WHAT IS BEING ASKED.
Figure out how many lines of the material below contain the word "August". Answer with the number only.

* BEGIN STORED ROWS *

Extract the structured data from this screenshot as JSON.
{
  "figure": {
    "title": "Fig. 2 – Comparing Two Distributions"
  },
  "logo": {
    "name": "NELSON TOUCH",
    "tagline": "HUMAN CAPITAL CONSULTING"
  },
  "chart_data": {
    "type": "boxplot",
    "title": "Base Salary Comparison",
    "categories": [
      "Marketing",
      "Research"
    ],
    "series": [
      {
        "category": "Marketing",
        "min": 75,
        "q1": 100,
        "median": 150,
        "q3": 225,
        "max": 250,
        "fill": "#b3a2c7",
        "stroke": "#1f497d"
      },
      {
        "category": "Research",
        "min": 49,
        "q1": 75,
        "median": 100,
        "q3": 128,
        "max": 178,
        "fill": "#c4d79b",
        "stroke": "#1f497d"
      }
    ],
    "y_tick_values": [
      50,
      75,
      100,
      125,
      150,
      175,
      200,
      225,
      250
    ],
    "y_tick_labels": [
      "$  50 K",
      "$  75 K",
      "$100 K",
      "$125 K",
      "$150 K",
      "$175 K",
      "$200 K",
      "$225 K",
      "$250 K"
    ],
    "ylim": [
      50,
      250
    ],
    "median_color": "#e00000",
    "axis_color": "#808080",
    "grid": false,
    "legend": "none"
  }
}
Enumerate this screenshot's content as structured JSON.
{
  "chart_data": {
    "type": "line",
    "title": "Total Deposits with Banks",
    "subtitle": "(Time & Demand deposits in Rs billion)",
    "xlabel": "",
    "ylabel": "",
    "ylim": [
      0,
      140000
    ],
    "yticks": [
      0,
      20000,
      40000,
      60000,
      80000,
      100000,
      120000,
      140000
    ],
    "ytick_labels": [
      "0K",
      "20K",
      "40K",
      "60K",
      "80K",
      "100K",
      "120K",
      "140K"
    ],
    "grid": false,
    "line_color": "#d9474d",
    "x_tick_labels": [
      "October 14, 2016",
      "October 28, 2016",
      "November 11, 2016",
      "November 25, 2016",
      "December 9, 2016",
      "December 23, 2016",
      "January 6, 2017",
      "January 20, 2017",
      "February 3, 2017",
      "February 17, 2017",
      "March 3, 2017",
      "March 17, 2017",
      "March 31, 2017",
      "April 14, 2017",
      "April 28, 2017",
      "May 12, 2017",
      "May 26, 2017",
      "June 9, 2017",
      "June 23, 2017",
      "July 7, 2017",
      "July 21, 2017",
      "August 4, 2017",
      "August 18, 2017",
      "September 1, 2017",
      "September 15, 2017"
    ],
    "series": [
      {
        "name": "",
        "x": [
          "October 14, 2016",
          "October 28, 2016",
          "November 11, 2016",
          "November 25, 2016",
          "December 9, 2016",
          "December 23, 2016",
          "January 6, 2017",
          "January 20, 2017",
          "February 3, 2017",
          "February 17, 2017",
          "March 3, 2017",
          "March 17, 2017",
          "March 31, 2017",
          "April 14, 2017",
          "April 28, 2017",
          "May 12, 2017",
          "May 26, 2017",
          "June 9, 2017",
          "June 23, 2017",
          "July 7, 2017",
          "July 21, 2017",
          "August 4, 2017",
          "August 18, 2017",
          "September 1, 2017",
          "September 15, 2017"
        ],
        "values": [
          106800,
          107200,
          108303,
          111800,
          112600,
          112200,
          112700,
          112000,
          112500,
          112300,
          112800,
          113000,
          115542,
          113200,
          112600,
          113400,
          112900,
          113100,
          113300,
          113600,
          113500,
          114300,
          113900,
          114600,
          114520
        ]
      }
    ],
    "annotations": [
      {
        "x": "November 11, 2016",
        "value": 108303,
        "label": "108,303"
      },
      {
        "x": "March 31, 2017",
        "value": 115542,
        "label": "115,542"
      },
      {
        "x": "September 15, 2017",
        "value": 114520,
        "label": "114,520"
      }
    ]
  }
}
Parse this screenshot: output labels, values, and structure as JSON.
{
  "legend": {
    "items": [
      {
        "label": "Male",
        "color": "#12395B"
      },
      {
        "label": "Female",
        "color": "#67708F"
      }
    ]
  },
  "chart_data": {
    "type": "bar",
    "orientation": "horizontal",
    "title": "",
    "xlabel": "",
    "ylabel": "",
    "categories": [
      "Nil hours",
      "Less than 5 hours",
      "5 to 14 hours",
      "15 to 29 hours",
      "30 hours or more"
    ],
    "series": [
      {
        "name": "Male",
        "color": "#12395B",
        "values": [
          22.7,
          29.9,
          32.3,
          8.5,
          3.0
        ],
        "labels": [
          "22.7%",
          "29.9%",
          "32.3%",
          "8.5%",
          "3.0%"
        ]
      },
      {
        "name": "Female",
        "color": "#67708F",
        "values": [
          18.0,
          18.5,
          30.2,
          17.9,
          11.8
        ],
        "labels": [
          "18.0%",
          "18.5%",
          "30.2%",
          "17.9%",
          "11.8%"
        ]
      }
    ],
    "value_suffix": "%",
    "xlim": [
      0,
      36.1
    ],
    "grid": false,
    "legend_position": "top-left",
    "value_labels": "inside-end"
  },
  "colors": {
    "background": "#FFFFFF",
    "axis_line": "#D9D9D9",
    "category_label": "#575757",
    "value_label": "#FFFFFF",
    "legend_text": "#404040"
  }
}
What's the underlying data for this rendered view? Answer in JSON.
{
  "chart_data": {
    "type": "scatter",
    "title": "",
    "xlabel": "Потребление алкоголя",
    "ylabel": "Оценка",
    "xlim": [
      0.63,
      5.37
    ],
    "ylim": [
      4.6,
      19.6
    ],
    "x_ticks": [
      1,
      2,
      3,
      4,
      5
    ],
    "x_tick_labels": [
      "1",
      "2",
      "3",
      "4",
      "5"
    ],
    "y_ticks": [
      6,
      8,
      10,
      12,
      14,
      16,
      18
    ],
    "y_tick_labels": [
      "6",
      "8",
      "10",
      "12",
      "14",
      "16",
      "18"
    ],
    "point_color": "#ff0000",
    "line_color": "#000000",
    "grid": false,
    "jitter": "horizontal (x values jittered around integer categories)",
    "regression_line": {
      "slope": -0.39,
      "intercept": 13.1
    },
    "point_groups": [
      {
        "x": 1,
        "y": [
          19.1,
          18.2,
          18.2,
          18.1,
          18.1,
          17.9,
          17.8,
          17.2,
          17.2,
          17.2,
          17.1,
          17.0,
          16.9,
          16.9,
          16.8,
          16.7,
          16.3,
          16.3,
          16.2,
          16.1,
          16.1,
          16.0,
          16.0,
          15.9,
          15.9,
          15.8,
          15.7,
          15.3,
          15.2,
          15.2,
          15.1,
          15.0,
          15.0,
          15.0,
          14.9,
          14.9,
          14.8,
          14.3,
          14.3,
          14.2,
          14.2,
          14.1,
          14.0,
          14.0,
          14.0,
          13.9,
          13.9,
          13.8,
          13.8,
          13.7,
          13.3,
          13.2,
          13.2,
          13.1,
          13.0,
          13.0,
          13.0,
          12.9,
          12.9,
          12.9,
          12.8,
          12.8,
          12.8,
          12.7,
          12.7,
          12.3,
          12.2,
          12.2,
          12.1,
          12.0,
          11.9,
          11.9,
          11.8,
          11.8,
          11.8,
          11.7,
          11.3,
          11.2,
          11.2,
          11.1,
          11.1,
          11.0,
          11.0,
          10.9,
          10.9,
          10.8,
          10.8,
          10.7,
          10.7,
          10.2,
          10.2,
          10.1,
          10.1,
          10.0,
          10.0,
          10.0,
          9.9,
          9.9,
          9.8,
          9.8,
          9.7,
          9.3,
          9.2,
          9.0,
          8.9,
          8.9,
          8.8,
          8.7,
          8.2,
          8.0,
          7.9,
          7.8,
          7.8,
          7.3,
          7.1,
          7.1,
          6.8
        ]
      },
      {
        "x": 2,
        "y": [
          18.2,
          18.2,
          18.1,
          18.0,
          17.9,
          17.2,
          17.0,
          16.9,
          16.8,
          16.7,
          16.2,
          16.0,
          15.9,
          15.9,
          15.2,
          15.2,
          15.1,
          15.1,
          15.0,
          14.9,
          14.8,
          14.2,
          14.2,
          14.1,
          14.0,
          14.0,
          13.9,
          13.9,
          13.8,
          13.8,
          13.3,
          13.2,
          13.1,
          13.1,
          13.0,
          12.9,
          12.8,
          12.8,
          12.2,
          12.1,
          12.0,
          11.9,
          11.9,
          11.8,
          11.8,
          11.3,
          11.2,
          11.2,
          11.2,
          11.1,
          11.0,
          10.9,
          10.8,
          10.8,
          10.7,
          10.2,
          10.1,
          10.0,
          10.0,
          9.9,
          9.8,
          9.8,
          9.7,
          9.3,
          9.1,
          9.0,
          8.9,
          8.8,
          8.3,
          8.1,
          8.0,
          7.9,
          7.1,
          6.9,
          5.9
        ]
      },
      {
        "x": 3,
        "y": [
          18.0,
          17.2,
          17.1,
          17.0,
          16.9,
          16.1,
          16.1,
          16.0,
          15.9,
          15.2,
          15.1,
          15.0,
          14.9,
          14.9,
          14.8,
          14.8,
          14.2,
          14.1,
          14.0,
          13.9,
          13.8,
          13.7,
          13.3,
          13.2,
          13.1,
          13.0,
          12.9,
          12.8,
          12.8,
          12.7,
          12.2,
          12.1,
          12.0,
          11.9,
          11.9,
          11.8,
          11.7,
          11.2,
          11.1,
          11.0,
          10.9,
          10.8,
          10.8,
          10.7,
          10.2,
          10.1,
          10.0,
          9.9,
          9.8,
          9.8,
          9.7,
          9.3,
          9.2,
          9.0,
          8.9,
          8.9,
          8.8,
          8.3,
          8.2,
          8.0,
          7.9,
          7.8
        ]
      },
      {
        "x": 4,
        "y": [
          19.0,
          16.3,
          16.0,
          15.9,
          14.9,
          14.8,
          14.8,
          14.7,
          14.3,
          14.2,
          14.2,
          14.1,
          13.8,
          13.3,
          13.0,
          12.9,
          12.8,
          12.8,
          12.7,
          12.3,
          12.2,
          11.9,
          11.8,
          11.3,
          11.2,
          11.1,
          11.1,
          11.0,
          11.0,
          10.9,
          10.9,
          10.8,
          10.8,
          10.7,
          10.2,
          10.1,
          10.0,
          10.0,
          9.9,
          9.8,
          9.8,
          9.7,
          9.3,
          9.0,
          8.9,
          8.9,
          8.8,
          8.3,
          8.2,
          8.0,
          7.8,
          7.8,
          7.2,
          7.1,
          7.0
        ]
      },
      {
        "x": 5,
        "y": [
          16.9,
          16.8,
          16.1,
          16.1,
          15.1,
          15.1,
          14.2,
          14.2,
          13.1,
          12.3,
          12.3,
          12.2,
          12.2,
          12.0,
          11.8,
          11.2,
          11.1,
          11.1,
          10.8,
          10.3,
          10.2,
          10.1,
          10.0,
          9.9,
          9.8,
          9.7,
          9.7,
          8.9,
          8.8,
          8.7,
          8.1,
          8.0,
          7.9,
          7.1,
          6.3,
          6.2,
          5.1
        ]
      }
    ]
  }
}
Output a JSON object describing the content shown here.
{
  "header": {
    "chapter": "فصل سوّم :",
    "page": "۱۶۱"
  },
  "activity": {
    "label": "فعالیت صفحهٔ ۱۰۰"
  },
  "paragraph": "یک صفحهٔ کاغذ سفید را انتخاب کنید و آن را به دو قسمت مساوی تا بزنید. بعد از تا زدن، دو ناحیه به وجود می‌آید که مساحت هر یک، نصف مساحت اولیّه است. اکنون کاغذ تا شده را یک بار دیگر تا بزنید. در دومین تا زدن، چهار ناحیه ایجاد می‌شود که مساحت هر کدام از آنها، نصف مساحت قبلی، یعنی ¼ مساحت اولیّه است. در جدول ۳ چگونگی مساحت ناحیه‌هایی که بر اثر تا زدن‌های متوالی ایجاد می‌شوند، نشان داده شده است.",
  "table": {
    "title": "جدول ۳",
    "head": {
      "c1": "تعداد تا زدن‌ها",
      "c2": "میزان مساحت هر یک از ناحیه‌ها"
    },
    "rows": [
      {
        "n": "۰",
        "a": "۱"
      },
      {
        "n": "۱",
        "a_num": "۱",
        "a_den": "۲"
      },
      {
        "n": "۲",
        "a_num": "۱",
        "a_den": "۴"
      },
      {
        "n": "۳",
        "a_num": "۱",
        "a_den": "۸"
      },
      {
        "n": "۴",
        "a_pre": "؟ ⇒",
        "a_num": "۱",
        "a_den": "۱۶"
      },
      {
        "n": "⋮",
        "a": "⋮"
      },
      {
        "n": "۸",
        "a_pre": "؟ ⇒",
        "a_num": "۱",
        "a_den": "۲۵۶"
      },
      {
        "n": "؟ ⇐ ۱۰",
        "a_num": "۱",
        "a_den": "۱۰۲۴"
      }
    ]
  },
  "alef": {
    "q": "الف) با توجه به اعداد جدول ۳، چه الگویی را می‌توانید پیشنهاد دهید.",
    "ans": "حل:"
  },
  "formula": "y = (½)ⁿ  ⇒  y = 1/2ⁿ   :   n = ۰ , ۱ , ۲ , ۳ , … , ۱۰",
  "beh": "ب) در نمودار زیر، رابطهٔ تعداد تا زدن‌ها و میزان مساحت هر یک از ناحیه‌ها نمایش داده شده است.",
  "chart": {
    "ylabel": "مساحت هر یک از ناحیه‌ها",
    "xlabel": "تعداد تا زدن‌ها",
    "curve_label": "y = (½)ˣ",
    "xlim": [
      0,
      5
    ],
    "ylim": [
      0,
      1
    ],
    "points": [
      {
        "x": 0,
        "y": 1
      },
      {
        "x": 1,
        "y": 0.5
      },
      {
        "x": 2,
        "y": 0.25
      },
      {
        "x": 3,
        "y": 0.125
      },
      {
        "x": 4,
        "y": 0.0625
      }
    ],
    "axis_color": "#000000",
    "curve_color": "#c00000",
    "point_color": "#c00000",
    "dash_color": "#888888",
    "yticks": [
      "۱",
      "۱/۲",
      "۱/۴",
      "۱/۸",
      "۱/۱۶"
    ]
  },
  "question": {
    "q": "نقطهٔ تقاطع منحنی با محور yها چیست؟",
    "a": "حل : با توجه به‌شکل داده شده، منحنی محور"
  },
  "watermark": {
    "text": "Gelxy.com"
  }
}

* END STORED ROWS *

EXERCISE OUTPUT.
4